_Aim of the exercise_
Beneath this sentence is a listing. Return its lines from the one containing "Decode this image" through the last, exactly, and omit the pictures.

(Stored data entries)
Start

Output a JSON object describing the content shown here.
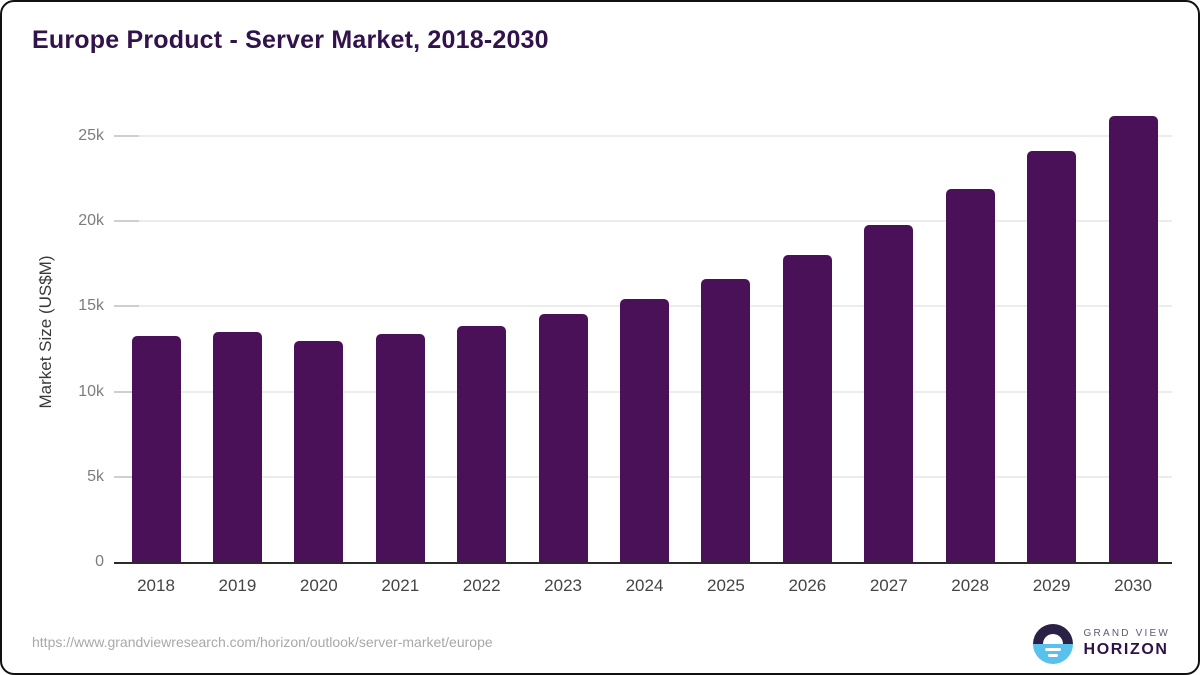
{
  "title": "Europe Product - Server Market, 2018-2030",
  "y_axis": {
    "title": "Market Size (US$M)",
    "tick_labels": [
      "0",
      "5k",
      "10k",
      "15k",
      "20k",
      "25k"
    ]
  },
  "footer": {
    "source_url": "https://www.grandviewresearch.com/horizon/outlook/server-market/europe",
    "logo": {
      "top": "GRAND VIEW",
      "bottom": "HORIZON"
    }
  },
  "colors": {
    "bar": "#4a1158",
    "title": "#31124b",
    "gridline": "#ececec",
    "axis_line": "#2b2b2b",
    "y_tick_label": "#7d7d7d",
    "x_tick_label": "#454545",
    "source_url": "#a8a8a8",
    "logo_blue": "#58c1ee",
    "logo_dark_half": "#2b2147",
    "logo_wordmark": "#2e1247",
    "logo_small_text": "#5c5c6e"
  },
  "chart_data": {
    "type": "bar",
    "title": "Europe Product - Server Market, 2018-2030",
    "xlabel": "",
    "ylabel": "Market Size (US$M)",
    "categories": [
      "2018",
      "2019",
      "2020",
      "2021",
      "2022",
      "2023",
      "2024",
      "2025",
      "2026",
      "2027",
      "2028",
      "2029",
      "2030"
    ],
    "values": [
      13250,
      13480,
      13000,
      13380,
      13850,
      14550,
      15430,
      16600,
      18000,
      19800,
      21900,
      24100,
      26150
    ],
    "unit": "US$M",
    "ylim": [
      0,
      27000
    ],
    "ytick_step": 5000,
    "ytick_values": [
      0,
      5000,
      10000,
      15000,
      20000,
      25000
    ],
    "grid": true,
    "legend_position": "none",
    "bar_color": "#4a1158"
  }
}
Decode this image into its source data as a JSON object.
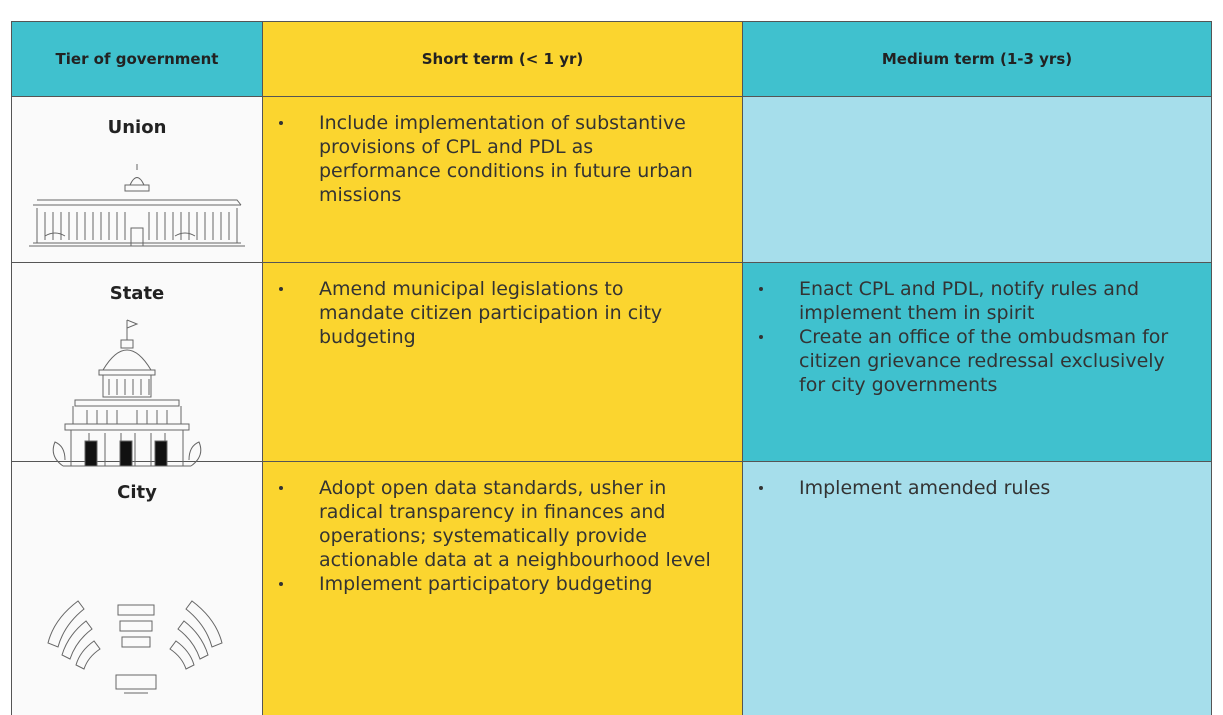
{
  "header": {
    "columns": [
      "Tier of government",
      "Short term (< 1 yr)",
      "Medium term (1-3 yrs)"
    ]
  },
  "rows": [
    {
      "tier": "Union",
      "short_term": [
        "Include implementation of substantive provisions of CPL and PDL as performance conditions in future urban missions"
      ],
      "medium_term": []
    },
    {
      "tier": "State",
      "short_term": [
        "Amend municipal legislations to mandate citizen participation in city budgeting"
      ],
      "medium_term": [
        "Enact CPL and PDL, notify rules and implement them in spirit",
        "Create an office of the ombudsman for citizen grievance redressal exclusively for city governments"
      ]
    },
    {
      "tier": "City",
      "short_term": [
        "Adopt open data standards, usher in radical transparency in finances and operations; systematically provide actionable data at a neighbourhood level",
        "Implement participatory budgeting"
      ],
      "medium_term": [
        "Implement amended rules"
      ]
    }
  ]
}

End

_Solution for this task_
Decode this image into its source data as a JSON object.
{
  "header": {
    "columns": [
      "Tier of government",
      "Short term (< 1 yr)",
      "Medium term (1-3 yrs)"
    ]
  },
  "rows": [
    {
      "tier": "Union",
      "short_term": [
        "Include implementation of substantive provisions of CPL and PDL as performance conditions in future urban missions"
      ],
      "medium_term": []
    },
    {
      "tier": "State",
      "short_term": [
        "Amend municipal legislations to mandate citizen participation in city budgeting"
      ],
      "medium_term": [
        "Enact CPL and PDL, notify rules and implement them in spirit",
        "Create an office of the ombudsman for citizen grievance redressal exclusively for city governments"
      ]
    },
    {
      "tier": "City",
      "short_term": [
        "Adopt open data standards, usher in radical transparency in finances and operations; systematically provide actionable data at a neighbourhood level",
        "Implement participatory budgeting"
      ],
      "medium_term": [
        "Implement amended rules"
      ]
    }
  ]
}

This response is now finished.